__OBJECTIVE__. In the entries below, find the lines that contain the word "plus" and copy them.

+--

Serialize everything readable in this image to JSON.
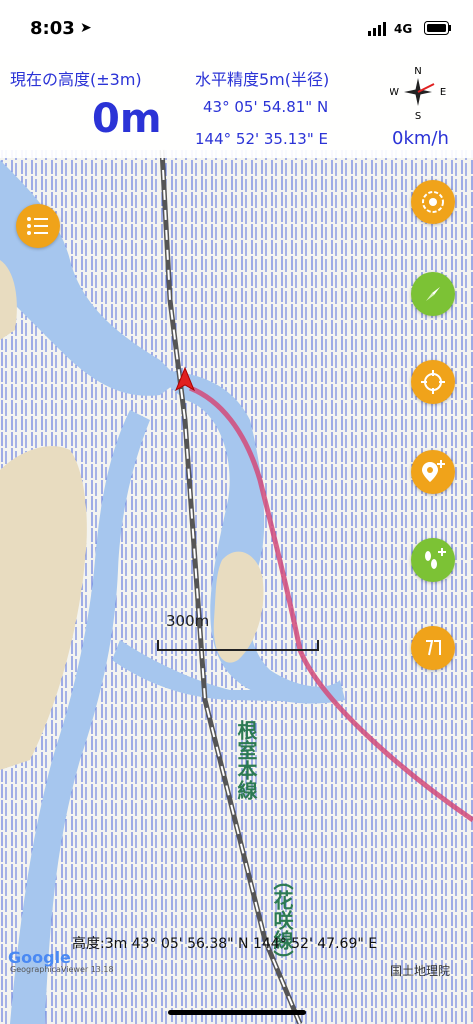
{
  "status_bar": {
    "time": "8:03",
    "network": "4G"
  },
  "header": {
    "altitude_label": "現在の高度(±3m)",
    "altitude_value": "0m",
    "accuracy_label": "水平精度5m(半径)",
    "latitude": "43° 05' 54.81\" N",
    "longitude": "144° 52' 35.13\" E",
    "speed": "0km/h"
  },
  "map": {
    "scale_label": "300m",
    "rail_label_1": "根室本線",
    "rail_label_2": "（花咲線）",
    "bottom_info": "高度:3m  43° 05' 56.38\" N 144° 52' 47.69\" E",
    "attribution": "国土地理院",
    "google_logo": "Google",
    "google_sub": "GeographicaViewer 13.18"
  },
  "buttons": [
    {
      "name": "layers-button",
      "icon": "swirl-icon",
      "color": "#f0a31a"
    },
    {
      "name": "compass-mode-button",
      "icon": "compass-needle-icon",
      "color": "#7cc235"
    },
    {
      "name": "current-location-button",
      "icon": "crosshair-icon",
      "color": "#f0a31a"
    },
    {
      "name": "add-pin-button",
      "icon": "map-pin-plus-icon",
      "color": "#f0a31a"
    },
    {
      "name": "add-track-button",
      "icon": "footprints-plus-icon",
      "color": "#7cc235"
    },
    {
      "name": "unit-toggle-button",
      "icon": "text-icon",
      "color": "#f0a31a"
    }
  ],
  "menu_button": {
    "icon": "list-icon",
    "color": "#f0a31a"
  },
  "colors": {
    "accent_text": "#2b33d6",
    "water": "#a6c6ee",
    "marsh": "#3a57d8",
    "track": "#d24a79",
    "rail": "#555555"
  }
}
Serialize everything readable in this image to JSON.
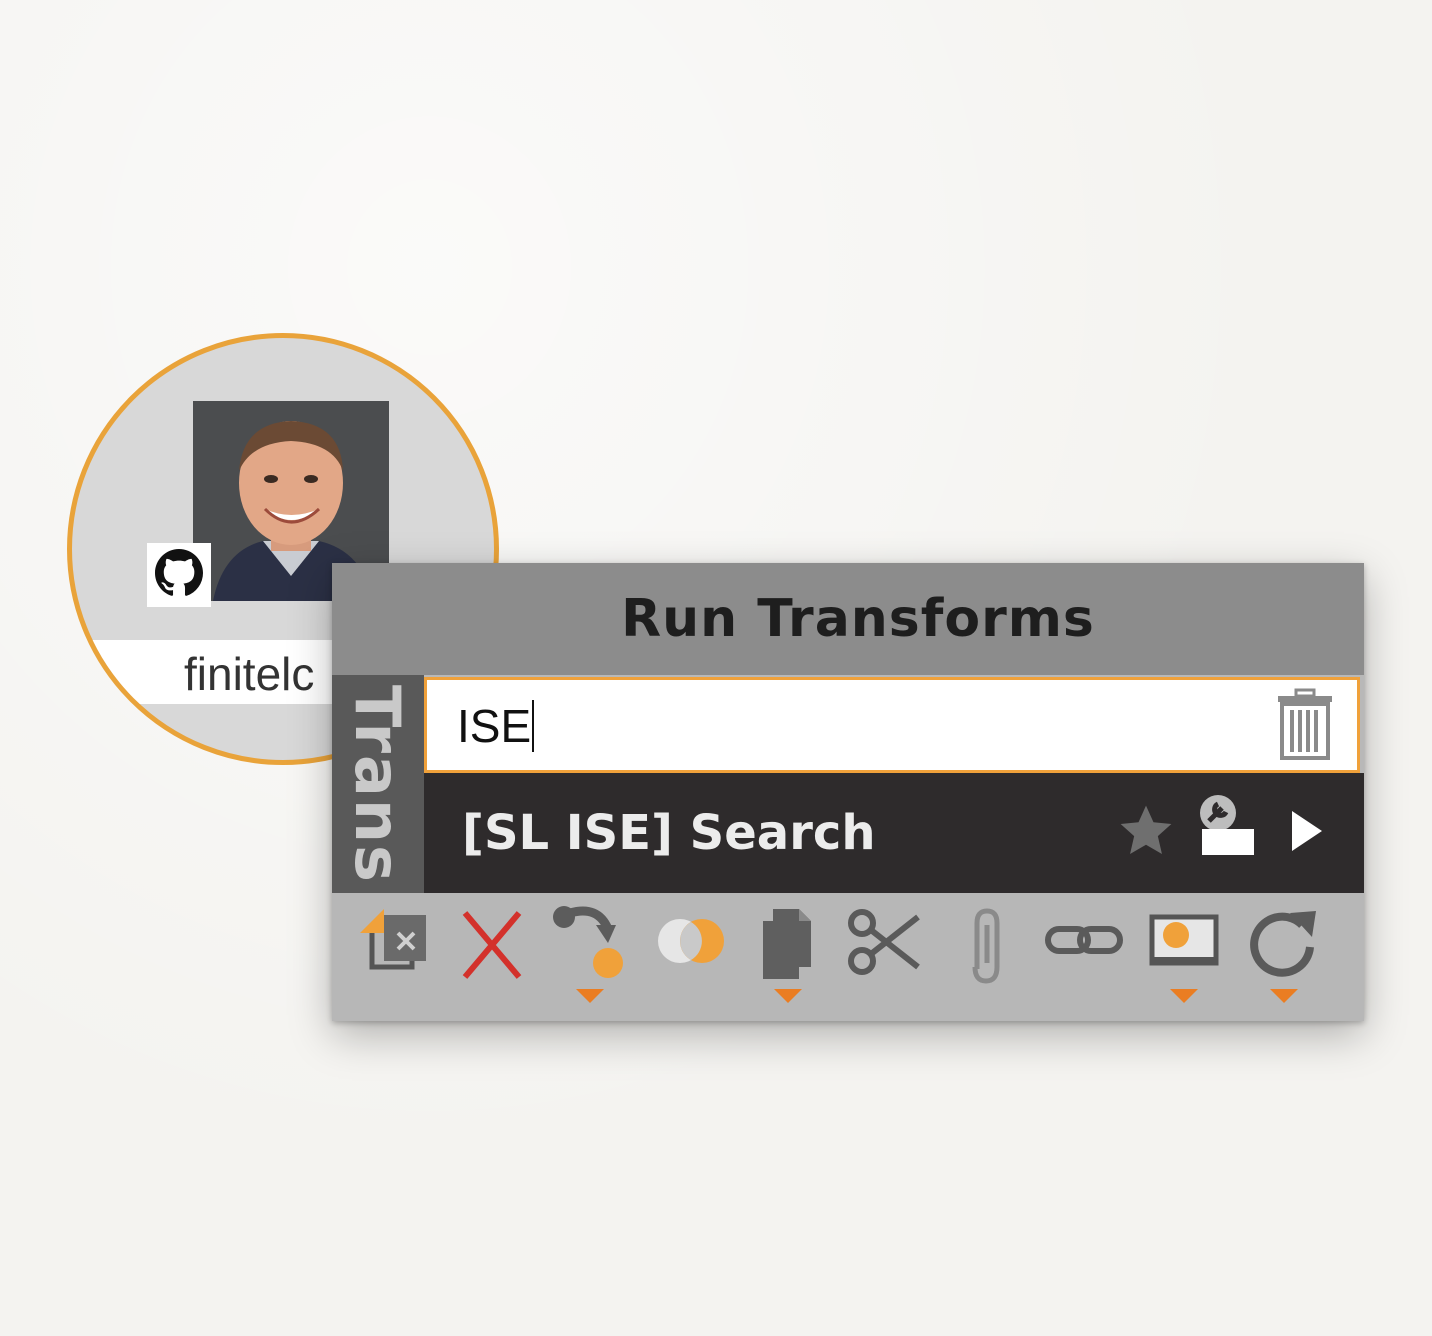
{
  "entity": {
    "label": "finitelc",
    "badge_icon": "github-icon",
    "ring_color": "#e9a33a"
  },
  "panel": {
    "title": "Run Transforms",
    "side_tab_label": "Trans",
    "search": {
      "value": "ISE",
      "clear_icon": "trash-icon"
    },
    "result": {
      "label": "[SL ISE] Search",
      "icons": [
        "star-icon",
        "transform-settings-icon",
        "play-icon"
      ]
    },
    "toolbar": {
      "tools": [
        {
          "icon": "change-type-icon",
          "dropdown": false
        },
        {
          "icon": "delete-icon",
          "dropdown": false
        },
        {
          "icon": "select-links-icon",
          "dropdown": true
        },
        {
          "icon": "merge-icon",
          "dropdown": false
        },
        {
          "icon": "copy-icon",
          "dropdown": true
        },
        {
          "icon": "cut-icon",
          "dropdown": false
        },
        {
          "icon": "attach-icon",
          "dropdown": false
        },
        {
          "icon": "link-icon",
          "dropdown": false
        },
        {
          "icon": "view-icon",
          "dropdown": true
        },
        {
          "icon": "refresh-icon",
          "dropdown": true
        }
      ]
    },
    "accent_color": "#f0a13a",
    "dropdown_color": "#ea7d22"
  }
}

+--

__TASK SOLUTION__.
      "icon": "map-pin-plus-icon",
      "icon": "footprints-plus-icon",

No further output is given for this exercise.